INFORMATION PROVIDED:
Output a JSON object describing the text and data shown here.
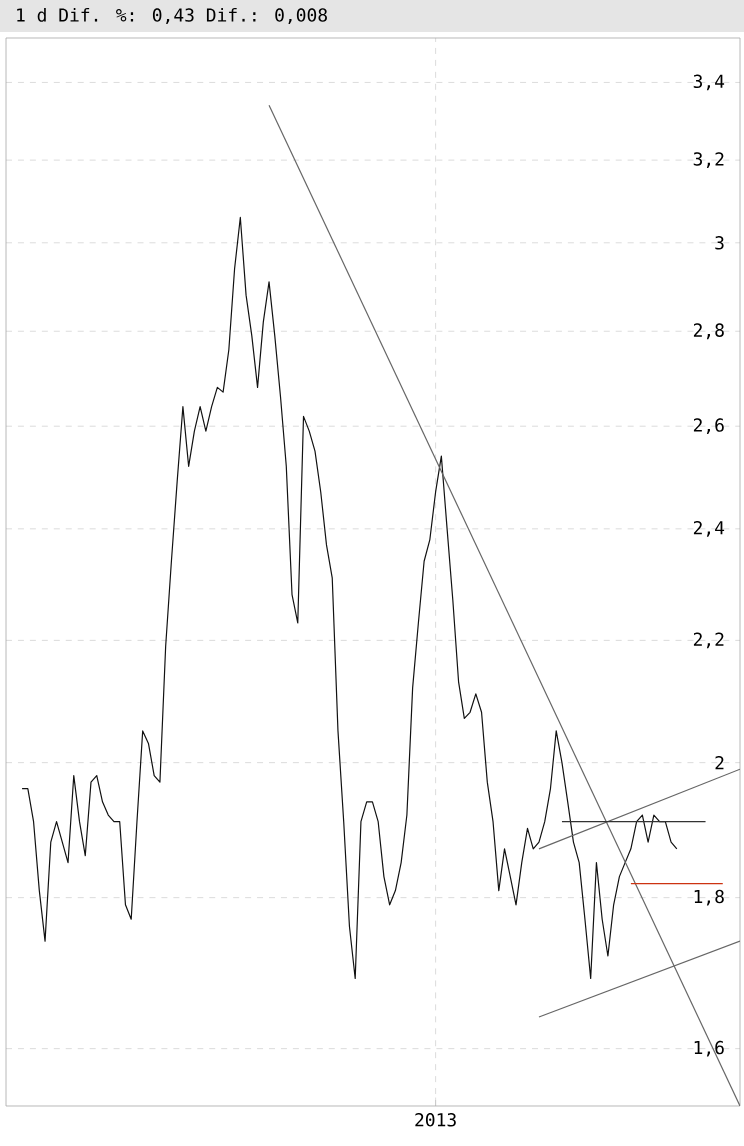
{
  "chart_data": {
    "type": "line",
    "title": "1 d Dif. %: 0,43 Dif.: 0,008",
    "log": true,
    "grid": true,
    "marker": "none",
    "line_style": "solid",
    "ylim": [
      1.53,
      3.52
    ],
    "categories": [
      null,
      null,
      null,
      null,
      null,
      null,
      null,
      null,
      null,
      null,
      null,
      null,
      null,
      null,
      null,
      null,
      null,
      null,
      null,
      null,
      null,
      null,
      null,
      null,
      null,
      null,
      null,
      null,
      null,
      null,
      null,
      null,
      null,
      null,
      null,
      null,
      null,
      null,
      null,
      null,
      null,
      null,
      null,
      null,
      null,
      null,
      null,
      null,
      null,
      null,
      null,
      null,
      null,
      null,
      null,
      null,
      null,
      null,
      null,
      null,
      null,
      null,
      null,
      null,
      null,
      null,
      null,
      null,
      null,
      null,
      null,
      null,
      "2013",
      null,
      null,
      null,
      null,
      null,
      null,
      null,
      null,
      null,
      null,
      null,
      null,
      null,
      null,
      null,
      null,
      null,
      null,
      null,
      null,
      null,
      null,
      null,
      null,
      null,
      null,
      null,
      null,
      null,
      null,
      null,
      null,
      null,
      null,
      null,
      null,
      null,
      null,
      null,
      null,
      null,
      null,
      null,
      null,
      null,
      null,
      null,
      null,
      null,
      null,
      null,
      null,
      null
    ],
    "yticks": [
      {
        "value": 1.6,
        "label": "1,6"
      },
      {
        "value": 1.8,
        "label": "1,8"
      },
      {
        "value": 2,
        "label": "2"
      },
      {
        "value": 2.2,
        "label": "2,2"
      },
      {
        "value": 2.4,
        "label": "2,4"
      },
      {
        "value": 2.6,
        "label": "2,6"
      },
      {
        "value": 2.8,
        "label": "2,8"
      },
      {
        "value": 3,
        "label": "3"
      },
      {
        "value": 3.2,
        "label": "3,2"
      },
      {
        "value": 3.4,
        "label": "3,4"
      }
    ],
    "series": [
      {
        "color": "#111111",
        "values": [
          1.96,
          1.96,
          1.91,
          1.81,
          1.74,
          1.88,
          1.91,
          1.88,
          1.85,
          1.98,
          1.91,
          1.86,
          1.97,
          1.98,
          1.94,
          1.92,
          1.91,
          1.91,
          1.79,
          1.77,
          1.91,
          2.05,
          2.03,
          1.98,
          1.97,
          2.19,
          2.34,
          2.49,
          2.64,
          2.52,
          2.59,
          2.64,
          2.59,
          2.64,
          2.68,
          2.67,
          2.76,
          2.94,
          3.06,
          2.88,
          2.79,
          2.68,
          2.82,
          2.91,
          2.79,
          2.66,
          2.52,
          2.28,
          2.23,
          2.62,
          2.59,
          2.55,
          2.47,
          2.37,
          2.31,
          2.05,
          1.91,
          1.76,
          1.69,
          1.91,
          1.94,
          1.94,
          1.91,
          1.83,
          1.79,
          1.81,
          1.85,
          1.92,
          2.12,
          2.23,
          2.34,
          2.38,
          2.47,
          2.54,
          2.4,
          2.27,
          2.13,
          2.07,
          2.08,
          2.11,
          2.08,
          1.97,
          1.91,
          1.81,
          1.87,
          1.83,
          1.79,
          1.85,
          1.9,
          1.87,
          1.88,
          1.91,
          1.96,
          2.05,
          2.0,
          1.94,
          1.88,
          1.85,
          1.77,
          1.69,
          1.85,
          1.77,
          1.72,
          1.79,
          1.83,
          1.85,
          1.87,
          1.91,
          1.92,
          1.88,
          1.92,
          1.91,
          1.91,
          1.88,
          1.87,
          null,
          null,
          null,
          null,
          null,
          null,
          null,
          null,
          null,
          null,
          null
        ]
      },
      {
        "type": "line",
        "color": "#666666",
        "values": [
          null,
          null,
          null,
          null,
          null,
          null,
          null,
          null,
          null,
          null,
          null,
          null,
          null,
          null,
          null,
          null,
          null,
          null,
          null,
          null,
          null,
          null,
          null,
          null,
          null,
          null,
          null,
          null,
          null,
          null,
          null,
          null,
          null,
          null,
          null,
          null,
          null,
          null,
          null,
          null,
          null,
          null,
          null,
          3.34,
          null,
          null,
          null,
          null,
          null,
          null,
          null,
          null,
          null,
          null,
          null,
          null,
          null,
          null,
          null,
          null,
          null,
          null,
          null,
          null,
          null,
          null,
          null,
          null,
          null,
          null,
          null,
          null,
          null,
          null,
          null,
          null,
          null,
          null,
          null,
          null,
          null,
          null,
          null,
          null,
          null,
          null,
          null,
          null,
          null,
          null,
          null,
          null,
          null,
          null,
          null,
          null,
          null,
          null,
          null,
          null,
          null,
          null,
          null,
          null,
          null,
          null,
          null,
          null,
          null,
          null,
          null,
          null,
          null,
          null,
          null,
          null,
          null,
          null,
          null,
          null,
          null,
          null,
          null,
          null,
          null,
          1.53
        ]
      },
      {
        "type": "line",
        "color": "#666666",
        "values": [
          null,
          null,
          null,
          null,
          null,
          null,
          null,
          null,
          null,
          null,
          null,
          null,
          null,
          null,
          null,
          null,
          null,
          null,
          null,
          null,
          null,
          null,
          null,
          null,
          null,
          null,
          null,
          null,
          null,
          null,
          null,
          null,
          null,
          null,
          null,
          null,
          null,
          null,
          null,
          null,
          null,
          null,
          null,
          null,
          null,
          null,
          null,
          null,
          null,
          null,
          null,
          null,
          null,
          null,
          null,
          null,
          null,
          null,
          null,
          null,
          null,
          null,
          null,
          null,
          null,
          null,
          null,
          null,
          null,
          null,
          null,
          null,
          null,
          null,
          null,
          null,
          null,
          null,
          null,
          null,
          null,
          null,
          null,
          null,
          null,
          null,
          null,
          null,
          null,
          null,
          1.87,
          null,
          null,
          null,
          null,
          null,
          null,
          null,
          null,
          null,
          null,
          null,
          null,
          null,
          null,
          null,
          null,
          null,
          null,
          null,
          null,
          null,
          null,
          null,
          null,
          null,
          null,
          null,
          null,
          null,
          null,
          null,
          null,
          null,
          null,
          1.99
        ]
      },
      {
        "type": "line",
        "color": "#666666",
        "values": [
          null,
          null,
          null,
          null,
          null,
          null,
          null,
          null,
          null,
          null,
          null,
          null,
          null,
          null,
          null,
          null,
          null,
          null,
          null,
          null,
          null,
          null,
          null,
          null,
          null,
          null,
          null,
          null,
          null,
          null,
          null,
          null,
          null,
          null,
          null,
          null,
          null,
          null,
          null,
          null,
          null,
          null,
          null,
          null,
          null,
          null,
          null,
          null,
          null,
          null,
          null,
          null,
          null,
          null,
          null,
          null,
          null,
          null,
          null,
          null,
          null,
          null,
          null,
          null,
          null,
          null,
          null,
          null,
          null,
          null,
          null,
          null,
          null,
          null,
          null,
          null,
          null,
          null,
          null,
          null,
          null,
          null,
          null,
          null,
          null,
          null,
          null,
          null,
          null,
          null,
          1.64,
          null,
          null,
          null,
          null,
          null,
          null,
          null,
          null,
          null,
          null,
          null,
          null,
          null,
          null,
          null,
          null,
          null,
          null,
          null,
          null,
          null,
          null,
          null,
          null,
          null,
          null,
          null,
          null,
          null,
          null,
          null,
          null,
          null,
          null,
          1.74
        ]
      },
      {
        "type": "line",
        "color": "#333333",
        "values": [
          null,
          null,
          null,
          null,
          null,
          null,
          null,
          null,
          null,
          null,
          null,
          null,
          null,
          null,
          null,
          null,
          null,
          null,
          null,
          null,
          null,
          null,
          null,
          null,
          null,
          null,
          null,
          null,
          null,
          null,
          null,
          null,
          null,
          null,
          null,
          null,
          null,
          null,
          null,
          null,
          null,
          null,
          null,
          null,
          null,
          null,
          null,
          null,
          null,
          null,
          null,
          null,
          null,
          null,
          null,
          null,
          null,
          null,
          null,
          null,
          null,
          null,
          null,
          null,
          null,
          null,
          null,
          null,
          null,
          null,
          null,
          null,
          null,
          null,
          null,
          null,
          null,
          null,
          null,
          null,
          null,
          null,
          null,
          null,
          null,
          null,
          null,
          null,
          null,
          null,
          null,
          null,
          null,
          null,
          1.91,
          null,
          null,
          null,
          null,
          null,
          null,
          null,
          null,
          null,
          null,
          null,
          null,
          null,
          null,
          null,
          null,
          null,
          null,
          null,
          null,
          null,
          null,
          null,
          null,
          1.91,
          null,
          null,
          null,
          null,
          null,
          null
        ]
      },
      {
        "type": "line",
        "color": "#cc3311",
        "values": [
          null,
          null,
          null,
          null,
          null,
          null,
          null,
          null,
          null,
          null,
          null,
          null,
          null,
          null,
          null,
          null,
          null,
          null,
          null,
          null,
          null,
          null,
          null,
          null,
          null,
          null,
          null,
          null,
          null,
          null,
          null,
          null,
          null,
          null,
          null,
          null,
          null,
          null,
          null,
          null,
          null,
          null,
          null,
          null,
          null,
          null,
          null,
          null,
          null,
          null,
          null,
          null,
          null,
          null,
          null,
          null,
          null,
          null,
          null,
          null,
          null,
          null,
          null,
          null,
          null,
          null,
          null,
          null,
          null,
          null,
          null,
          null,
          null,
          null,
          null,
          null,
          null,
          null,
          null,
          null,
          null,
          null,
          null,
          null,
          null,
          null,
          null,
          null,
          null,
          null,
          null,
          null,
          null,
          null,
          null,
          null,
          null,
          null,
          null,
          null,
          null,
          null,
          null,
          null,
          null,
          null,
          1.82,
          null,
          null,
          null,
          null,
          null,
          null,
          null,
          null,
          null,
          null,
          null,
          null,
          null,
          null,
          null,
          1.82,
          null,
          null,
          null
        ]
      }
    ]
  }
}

==

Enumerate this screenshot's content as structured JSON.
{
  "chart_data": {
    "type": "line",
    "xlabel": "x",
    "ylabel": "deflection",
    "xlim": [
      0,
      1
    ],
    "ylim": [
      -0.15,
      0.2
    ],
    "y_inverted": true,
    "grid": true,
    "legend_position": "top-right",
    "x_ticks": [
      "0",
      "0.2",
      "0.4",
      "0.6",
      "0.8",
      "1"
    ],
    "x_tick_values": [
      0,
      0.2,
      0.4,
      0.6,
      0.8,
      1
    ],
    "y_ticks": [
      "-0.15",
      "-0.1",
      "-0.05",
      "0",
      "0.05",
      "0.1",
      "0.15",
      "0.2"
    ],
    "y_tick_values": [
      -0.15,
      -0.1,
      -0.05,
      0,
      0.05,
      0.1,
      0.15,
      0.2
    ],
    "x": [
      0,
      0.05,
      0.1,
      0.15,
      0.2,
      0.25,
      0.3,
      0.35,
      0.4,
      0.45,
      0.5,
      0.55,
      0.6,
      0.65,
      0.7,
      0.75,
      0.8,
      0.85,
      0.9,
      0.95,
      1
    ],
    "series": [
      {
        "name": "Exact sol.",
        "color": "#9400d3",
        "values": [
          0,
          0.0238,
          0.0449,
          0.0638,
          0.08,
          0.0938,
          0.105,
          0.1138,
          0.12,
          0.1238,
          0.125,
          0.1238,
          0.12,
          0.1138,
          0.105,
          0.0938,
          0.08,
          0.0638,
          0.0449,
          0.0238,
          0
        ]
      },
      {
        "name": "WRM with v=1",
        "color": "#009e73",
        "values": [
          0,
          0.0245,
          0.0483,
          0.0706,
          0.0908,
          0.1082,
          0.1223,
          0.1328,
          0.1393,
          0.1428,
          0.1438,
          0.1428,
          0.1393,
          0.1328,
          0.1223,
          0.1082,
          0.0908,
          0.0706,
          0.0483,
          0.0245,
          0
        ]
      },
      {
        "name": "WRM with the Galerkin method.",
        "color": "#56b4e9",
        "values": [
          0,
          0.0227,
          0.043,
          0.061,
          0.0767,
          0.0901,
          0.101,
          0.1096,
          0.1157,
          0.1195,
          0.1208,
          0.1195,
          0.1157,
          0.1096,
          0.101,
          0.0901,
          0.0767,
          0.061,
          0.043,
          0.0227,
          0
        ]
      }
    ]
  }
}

AIM:
Tell how many lines include "with". The number is the whole answer.

CORRECT RESPONSE:
2